▶ AIM OF THE TASK: Locate each line below that includes "Clause" and reproduce it.

-- START OF TASK DATA --

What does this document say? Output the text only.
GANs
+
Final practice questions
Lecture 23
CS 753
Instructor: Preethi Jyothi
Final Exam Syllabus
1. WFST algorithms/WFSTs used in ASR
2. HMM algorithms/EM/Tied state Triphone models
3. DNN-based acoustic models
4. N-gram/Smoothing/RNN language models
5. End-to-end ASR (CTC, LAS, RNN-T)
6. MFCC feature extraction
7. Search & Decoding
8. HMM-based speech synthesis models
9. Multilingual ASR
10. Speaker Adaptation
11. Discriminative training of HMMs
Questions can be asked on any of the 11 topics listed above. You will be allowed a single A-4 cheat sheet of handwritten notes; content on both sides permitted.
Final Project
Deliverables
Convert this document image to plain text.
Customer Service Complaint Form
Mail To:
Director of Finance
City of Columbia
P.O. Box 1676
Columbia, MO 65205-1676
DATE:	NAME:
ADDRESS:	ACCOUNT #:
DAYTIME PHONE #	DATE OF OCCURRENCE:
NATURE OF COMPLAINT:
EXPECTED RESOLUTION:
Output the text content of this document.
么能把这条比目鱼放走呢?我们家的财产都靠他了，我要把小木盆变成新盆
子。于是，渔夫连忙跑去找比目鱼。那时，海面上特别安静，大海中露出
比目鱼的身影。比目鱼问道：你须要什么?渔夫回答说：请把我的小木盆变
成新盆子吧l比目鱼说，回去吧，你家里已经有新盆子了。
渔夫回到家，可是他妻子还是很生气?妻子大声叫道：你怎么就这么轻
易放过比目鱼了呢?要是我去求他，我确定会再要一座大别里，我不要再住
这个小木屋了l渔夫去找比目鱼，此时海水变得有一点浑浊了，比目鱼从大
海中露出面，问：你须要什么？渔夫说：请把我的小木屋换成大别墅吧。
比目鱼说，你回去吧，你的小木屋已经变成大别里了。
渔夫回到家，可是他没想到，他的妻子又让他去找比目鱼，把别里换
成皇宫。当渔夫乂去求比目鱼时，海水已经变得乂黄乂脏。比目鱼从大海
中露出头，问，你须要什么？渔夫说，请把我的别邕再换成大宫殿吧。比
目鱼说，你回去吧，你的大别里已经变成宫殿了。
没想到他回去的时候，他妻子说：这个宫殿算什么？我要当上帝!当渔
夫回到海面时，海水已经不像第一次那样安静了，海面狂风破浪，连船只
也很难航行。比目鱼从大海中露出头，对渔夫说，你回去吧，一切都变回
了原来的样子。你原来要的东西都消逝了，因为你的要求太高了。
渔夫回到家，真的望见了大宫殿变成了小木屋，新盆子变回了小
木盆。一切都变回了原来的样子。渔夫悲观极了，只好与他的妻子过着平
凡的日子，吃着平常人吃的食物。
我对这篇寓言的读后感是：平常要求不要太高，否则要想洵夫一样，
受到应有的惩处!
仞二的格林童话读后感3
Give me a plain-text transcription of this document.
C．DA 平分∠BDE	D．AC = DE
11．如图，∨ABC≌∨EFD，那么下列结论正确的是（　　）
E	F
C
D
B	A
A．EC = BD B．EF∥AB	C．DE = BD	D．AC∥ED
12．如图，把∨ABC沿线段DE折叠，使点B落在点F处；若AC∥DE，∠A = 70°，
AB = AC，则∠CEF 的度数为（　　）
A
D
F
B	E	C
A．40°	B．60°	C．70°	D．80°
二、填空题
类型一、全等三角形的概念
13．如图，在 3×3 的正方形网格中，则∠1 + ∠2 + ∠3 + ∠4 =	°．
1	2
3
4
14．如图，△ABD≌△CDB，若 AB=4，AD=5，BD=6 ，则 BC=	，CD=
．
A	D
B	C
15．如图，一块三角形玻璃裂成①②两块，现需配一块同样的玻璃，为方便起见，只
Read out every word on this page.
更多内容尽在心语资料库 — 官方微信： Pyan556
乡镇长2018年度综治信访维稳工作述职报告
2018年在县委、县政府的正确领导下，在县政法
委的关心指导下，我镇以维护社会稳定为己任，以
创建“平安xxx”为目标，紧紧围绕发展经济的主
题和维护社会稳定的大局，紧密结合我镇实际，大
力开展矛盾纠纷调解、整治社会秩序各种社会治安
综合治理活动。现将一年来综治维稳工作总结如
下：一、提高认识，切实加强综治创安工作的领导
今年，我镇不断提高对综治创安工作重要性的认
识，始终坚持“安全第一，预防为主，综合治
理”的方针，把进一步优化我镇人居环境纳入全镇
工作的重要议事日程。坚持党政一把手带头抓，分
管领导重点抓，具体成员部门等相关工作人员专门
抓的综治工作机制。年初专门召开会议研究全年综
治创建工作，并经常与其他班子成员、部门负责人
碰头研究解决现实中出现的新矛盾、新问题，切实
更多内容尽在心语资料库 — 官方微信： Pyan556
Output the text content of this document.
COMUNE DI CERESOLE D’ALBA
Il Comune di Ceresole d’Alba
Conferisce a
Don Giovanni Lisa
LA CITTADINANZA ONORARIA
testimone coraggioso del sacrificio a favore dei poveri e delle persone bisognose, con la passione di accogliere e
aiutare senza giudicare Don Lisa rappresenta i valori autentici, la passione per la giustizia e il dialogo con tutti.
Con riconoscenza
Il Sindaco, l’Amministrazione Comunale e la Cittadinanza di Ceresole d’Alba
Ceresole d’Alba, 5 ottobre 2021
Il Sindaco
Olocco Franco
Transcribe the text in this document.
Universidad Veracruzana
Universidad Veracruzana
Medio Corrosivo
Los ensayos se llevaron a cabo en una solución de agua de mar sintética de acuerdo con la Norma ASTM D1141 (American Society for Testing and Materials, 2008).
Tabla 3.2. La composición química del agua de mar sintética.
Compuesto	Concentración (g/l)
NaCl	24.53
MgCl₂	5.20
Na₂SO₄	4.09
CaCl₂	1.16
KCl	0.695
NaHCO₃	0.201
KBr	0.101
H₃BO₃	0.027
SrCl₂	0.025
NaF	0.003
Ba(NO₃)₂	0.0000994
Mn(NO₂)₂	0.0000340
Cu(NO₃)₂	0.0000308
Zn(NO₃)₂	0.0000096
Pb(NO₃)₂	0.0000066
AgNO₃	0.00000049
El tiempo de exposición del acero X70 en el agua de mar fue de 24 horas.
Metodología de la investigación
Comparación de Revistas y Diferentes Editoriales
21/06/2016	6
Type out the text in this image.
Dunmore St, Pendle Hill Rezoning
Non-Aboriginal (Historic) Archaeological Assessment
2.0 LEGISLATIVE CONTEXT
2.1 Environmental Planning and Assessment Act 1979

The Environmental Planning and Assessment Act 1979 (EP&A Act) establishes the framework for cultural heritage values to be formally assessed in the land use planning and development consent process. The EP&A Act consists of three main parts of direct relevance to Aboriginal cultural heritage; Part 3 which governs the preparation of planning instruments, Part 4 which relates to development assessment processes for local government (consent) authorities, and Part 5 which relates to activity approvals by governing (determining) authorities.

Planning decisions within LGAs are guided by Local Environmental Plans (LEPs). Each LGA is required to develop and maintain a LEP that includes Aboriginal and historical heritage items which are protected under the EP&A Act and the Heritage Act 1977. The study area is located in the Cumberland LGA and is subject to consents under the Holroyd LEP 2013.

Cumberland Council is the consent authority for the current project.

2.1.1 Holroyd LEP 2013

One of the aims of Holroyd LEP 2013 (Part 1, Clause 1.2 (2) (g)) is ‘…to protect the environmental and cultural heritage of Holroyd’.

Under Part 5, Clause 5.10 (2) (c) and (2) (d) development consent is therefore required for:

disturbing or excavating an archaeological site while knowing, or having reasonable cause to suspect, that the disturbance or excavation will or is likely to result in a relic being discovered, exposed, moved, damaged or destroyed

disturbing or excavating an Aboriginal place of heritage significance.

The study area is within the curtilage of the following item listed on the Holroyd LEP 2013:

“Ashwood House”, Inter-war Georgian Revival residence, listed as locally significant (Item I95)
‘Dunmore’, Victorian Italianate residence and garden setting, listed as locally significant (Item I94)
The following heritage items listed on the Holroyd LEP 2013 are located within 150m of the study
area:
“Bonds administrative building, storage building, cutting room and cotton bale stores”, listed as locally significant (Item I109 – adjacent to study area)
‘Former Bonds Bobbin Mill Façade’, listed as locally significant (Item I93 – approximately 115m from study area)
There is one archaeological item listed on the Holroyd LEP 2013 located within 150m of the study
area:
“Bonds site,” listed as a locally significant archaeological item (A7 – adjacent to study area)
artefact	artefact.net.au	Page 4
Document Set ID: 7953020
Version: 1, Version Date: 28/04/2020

-- END OF TASK DATA --

▶ FINISHED ANSWER:
One of the aims of Holroyd LEP 2013 (Part 1, Clause 1.2 (2) (g)) is ‘…to protect the environmental and cultural heritage of Holroyd’.
Under Part 5, Clause 5.10 (2) (c) and (2) (d) development consent is therefore required for:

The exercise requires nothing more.